*Dettagli dell'esercizio*. Riporti tutte le righe del materiale seguente come elenco JSON di stringhe, una stringa per ciascuna riga, tralasciando le righe vuote.
---- Materiali dell'esercizio
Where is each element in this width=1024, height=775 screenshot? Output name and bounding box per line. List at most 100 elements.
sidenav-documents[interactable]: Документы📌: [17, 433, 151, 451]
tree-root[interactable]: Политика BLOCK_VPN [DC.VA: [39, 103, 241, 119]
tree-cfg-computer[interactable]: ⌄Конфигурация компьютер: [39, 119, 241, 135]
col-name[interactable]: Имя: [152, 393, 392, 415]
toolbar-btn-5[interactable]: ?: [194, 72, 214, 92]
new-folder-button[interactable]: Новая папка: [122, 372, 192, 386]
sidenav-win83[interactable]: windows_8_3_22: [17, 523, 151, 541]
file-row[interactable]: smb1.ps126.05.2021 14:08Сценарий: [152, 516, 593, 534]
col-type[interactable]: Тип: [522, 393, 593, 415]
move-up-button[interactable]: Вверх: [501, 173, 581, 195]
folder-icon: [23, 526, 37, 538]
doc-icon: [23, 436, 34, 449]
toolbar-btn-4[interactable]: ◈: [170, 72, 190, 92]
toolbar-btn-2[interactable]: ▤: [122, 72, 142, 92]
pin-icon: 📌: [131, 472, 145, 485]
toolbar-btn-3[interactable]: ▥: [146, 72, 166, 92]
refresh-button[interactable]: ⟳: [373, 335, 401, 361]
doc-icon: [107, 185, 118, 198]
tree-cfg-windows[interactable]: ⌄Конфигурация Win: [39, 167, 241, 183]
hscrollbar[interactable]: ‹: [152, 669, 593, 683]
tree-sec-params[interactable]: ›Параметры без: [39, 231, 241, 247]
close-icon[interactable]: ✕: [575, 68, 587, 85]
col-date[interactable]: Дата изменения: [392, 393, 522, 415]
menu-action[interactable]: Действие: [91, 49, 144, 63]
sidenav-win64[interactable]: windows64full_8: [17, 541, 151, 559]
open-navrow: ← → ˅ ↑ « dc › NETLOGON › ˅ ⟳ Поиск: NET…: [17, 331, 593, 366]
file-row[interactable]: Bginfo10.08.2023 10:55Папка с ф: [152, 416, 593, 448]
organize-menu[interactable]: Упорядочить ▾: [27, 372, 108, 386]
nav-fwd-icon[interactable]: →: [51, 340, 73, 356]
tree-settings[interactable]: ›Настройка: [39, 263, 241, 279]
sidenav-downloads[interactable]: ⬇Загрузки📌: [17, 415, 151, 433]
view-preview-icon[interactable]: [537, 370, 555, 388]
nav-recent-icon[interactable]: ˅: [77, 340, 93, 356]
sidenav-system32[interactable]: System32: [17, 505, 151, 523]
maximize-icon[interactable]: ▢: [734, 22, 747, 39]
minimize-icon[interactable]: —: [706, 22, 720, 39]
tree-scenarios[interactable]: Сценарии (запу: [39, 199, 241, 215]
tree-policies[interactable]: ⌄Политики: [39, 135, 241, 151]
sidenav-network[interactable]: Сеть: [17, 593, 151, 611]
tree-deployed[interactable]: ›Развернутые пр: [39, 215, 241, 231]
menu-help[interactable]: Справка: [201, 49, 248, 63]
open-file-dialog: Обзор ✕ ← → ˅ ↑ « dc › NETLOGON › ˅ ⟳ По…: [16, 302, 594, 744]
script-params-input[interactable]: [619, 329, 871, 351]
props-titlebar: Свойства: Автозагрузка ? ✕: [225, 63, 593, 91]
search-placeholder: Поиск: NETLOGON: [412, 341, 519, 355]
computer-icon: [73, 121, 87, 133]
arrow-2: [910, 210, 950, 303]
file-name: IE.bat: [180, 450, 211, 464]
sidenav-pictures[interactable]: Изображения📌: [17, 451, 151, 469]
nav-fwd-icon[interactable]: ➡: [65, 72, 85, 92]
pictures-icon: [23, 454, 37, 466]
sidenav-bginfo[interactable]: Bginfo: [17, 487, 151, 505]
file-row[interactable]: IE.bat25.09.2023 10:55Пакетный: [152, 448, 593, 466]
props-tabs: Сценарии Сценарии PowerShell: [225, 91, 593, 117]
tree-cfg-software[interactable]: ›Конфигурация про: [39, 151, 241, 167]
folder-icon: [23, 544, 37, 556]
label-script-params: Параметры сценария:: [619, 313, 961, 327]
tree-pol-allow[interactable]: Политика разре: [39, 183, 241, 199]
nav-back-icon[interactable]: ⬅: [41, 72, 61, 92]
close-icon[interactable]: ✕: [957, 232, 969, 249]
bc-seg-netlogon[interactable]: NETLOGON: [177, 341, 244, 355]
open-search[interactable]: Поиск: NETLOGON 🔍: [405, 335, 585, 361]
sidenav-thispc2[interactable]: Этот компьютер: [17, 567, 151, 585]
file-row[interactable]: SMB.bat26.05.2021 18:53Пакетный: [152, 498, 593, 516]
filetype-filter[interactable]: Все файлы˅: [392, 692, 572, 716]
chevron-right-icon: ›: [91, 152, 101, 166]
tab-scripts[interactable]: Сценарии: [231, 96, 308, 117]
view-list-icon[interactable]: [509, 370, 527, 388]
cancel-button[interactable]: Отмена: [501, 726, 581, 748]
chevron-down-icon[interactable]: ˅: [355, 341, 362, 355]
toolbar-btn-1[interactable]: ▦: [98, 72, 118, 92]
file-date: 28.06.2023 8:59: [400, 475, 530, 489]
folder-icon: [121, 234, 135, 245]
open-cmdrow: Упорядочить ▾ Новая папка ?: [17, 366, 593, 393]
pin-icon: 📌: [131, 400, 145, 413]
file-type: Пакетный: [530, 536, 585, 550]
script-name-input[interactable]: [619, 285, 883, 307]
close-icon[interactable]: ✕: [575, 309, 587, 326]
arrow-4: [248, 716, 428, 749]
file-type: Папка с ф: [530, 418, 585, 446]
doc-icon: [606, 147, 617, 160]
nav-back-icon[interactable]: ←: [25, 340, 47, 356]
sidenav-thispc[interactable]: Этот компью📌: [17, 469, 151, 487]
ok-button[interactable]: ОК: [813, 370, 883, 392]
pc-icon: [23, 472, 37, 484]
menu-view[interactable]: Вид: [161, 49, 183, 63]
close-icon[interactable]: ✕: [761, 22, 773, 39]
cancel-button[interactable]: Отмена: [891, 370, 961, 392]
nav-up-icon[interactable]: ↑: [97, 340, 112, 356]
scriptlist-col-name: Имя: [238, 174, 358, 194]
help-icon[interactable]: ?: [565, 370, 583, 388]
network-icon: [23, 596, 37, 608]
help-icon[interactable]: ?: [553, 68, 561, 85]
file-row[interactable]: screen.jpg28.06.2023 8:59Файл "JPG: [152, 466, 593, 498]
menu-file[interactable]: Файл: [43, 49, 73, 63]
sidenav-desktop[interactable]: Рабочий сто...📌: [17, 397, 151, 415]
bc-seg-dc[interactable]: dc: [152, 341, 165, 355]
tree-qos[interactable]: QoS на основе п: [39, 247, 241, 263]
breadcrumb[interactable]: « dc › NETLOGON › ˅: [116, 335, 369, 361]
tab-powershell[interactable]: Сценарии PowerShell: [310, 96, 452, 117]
--------
*Risposta scritta*.
[
  "Where is each element in this width=1024, height=775 screenshot? Output name and bounding box per line. List at most 100 elements.",
  "sidenav-documents[interactable]: Документы📌: [17, 433, 151, 451]",
  "tree-root[interactable]: Политика BLOCK_VPN [DC.VA: [39, 103, 241, 119]",
  "tree-cfg-computer[interactable]: ⌄Конфигурация компьютер: [39, 119, 241, 135]",
  "col-name[interactable]: Имя: [152, 393, 392, 415]",
  "toolbar-btn-5[interactable]: ?: [194, 72, 214, 92]",
  "new-folder-button[interactable]: Новая папка: [122, 372, 192, 386]",
  "sidenav-win83[interactable]: windows_8_3_22: [17, 523, 151, 541]",
  "file-row[interactable]: smb1.ps126.05.2021 14:08Сценарий: [152, 516, 593, 534]",
  "col-type[interactable]: Тип: [522, 393, 593, 415]",
  "move-up-button[interactable]: Вверх: [501, 173, 581, 195]",
  "folder-icon: [23, 526, 37, 538]",
  "doc-icon: [23, 436, 34, 449]",
  "toolbar-btn-4[interactable]: ◈: [170, 72, 190, 92]",
  "toolbar-btn-2[interactable]: ▤: [122, 72, 142, 92]",
  "pin-icon: 📌: [131, 472, 145, 485]",
  "toolbar-btn-3[interactable]: ▥: [146, 72, 166, 92]",
  "refresh-button[interactable]: ⟳: [373, 335, 401, 361]",
  "doc-icon: [107, 185, 118, 198]",
  "tree-cfg-windows[interactable]: ⌄Конфигурация Win: [39, 167, 241, 183]",
  "hscrollbar[interactable]: ‹: [152, 669, 593, 683]",
  "tree-sec-params[interactable]: ›Параметры без: [39, 231, 241, 247]",
  "close-icon[interactable]: ✕: [575, 68, 587, 85]",
  "col-date[interactable]: Дата изменения: [392, 393, 522, 415]",
  "menu-action[interactable]: Действие: [91, 49, 144, 63]",
  "sidenav-win64[interactable]: windows64full_8: [17, 541, 151, 559]",
  "open-navrow: ← → ˅ ↑ « dc › NETLOGON › ˅ ⟳ Поиск: NET…: [17, 331, 593, 366]",
  "file-row[interactable]: Bginfo10.08.2023 10:55Папка с ф: [152, 416, 593, 448]",
  "organize-menu[interactable]: Упорядочить ▾: [27, 372, 108, 386]",
  "nav-fwd-icon[interactable]: →: [51, 340, 73, 356]",
  "tree-settings[interactable]: ›Настройка: [39, 263, 241, 279]",
  "sidenav-downloads[interactable]: ⬇Загрузки📌: [17, 415, 151, 433]",
  "view-preview-icon[interactable]: [537, 370, 555, 388]",
  "nav-recent-icon[interactable]: ˅: [77, 340, 93, 356]",
  "sidenav-system32[interactable]: System32: [17, 505, 151, 523]",
  "maximize-icon[interactable]: ▢: [734, 22, 747, 39]",
  "minimize-icon[interactable]: —: [706, 22, 720, 39]",
  "tree-scenarios[interactable]: Сценарии (запу: [39, 199, 241, 215]",
  "tree-policies[interactable]: ⌄Политики: [39, 135, 241, 151]",
  "sidenav-network[interactable]: Сеть: [17, 593, 151, 611]",
  "tree-deployed[interactable]: ›Развернутые пр: [39, 215, 241, 231]",
  "menu-help[interactable]: Справка: [201, 49, 248, 63]",
  "open-file-dialog: Обзор ✕ ← → ˅ ↑ « dc › NETLOGON › ˅ ⟳ По…: [16, 302, 594, 744]",
  "script-params-input[interactable]: [619, 329, 871, 351]",
  "props-titlebar: Свойства: Автозагрузка ? ✕: [225, 63, 593, 91]",
  "search-placeholder: Поиск: NETLOGON: [412, 341, 519, 355]",
  "computer-icon: [73, 121, 87, 133]",
  "arrow-2: [910, 210, 950, 303]",
  "file-name: IE.bat: [180, 450, 211, 464]",
  "sidenav-pictures[interactable]: Изображения📌: [17, 451, 151, 469]",
  "nav-fwd-icon[interactable]: ➡: [65, 72, 85, 92]",
  "pictures-icon: [23, 454, 37, 466]",
  "sidenav-bginfo[interactable]: Bginfo: [17, 487, 151, 505]",
  "file-row[interactable]: IE.bat25.09.2023 10:55Пакетный: [152, 448, 593, 466]",
  "props-tabs: Сценарии Сценарии PowerShell: [225, 91, 593, 117]",
  "tree-cfg-software[interactable]: ›Конфигурация про: [39, 151, 241, 167]",
  "folder-icon: [23, 544, 37, 556]",
  "label-script-params: Параметры сценария:: [619, 313, 961, 327]",
  "tree-pol-allow[interactable]: Политика разре: [39, 183, 241, 199]",
  "nav-back-icon[interactable]: ⬅: [41, 72, 61, 92]",
  "close-icon[interactable]: ✕: [957, 232, 969, 249]",
  "bc-seg-netlogon[interactable]: NETLOGON: [177, 341, 244, 355]",
  "open-search[interactable]: Поиск: NETLOGON 🔍: [405, 335, 585, 361]",
  "sidenav-thispc2[interactable]: Этот компьютер: [17, 567, 151, 585]",
  "file-row[interactable]: SMB.bat26.05.2021 18:53Пакетный: [152, 498, 593, 516]",
  "filetype-filter[interactable]: Все файлы˅: [392, 692, 572, 716]",
  "chevron-right-icon: ›: [91, 152, 101, 166]",
  "tab-scripts[interactable]: Сценарии: [231, 96, 308, 117]",
  "view-list-icon[interactable]: [509, 370, 527, 388]",
  "cancel-button[interactable]: Отмена: [501, 726, 581, 748]",
  "chevron-down-icon[interactable]: ˅: [355, 341, 362, 355]",
  "toolbar-btn-1[interactable]: ▦: [98, 72, 118, 92]",
  "file-date: 28.06.2023 8:59: [400, 475, 530, 489]",
  "folder-icon: [121, 234, 135, 245]",
  "open-cmdrow: Упорядочить ▾ Новая папка ?: [17, 366, 593, 393]",
  "pin-icon: 📌: [131, 400, 145, 413]",
  "file-type: Пакетный: [530, 536, 585, 550]",
  "script-name-input[interactable]: [619, 285, 883, 307]",
  "close-icon[interactable]: ✕: [575, 309, 587, 326]",
  "arrow-4: [248, 716, 428, 749]",
  "file-type: Папка с ф: [530, 418, 585, 446]",
  "doc-icon: [606, 147, 617, 160]",
  "nav-back-icon[interactable]: ←: [25, 340, 47, 356]",
  "sidenav-thispc[interactable]: Этот компью📌: [17, 469, 151, 487]",
  "ok-button[interactable]: ОК: [813, 370, 883, 392]",
  "pc-icon: [23, 472, 37, 484]",
  "menu-view[interactable]: Вид: [161, 49, 183, 63]",
  "close-icon[interactable]: ✕: [761, 22, 773, 39]",
  "cancel-button[interactable]: Отмена: [891, 370, 961, 392]",
  "nav-up-icon[interactable]: ↑: [97, 340, 112, 356]",
  "scriptlist-col-name: Имя: [238, 174, 358, 194]",
  "help-icon[interactable]: ?: [565, 370, 583, 388]",
  "network-icon: [23, 596, 37, 608]",
  "help-icon[interactable]: ?: [553, 68, 561, 85]",
  "file-row[interactable]: screen.jpg28.06.2023 8:59Файл \"JPG: [152, 466, 593, 498]",
  "menu-file[interactable]: Файл: [43, 49, 73, 63]",
  "sidenav-desktop[interactable]: Рабочий сто...📌: [17, 397, 151, 415]",
  "bc-seg-dc[interactable]: dc: [152, 341, 165, 355]",
  "tree-qos[interactable]: QoS на основе п: [39, 247, 241, 263]",
  "breadcrumb[interactable]: « dc › NETLOGON › ˅: [116, 335, 369, 361]",
  "tab-powershell[interactable]: Сценарии PowerShell: [310, 96, 452, 117]"
]